Direction:
Look through the data below. Show each line where the string "hazel" occurs.

Recorded data
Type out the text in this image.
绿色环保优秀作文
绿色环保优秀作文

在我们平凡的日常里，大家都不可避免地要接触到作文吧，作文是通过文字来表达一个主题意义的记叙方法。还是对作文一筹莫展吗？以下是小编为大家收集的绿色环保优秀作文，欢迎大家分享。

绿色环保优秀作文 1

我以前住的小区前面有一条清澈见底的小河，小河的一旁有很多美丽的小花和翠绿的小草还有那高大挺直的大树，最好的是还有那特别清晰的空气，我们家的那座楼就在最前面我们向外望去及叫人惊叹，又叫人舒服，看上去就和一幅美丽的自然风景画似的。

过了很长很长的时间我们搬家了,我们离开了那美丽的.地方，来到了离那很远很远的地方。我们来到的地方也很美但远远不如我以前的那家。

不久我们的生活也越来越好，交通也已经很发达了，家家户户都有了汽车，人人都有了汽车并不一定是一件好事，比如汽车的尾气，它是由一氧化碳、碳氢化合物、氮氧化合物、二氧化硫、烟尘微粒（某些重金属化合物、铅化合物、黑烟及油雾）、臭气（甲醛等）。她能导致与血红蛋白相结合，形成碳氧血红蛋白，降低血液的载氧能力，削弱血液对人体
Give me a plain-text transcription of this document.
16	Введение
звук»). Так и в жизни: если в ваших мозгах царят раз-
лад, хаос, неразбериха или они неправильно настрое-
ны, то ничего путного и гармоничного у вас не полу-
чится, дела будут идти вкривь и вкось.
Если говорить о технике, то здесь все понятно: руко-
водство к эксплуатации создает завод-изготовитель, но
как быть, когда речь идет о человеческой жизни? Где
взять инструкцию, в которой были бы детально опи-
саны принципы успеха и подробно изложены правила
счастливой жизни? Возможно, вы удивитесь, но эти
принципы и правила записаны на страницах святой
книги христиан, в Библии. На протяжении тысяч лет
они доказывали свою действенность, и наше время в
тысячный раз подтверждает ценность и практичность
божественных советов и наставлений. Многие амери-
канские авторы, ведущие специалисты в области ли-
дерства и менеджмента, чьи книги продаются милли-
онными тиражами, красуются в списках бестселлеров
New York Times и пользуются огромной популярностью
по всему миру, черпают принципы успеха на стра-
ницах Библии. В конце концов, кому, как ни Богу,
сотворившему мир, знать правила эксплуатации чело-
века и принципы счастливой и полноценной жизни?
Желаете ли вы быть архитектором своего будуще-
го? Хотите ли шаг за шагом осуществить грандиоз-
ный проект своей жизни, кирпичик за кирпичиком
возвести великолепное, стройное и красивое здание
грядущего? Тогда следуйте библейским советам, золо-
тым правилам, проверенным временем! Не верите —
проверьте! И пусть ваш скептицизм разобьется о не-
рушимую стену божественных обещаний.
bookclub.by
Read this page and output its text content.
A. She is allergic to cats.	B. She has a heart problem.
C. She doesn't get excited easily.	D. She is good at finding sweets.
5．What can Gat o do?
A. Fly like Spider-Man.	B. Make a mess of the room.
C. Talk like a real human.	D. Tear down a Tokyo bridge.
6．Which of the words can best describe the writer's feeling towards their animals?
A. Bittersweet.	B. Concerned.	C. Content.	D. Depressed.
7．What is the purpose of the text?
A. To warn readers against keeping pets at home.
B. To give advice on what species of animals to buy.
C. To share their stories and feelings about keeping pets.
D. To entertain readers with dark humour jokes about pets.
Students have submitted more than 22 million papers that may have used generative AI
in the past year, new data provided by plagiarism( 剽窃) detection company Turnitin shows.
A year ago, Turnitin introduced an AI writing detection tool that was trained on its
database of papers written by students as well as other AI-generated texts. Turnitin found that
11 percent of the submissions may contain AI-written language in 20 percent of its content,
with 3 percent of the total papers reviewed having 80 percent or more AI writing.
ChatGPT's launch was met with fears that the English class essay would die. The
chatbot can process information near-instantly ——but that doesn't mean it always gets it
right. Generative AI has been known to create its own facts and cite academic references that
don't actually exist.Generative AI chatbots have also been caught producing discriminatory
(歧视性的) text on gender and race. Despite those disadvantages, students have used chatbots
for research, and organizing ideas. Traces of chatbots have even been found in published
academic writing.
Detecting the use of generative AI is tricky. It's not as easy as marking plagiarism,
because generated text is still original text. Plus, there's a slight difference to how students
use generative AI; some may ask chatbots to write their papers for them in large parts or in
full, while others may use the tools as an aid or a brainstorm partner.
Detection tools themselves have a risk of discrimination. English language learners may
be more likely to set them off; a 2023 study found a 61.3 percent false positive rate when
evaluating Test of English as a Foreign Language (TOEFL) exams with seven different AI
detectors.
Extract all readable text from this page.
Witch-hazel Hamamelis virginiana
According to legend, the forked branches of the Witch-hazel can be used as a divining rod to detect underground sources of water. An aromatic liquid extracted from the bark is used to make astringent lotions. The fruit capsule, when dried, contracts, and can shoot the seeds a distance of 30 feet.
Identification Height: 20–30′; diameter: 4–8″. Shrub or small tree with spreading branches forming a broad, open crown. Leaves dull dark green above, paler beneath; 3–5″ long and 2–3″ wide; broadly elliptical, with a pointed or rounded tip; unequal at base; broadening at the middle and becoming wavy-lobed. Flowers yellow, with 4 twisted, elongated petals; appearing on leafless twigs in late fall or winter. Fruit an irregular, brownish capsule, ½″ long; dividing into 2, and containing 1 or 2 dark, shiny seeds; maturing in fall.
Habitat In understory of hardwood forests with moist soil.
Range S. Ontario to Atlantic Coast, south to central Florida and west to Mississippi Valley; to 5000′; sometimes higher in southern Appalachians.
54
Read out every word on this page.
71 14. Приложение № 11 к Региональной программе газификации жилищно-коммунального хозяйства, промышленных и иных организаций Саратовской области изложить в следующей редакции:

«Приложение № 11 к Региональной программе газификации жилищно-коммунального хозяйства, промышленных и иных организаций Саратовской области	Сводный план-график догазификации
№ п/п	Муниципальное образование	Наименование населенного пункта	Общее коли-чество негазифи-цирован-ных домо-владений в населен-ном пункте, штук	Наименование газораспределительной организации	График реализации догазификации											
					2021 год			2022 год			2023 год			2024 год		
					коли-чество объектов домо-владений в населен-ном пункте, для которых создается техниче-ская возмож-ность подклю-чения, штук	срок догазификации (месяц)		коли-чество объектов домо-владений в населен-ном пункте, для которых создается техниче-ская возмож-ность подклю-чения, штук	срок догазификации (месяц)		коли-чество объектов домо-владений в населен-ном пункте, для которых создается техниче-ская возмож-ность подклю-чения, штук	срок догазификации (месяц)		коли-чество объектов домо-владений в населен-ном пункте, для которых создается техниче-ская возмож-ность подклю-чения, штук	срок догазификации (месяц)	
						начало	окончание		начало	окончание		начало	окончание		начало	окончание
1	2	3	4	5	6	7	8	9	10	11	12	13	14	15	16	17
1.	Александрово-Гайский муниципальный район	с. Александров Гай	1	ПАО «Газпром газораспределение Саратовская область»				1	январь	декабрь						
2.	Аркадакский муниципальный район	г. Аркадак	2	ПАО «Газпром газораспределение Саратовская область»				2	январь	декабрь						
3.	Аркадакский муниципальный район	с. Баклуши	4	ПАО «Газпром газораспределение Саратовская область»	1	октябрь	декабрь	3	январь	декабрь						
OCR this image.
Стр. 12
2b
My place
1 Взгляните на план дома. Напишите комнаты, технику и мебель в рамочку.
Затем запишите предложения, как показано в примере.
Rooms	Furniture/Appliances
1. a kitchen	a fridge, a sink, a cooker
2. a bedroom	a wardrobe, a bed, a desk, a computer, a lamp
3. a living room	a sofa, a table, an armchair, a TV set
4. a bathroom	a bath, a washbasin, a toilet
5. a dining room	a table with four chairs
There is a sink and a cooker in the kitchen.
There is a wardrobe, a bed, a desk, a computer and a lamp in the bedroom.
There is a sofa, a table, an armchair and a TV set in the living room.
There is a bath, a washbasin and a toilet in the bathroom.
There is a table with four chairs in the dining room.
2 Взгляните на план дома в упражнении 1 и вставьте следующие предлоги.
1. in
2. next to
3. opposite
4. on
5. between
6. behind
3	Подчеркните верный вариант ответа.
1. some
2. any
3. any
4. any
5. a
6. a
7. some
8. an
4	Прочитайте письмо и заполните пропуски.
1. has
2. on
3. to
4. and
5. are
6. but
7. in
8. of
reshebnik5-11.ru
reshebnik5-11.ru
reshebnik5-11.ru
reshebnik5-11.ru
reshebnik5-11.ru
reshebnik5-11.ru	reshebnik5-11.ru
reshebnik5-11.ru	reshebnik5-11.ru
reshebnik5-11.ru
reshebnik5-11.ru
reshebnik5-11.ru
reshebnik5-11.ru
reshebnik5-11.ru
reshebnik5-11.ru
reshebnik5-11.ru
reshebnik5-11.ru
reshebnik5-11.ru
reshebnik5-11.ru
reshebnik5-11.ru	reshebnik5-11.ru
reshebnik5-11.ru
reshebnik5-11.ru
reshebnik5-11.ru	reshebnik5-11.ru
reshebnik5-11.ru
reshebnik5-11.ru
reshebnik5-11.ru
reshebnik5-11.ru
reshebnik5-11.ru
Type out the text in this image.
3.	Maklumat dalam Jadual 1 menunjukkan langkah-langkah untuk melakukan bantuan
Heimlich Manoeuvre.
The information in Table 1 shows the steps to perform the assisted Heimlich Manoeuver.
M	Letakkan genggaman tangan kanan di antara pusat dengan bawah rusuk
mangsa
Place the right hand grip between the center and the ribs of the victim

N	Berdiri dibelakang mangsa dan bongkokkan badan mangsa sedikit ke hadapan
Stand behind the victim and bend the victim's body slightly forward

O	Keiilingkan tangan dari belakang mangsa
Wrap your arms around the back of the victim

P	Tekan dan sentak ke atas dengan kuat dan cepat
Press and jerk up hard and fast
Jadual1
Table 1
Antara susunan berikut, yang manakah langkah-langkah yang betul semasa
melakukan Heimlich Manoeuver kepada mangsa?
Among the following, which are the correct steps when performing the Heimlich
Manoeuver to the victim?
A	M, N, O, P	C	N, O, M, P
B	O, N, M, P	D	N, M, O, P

Finished answer:
Witch-hazel Hamamelis virginiana
According to legend, the forked branches of the Witch-hazel can be used as a divining rod to detect underground sources of water. An aromatic liquid extracted from the bark is used to make astringent lotions. The fruit capsule, when dried, contracts, and can shoot the seeds a distance of 30 feet.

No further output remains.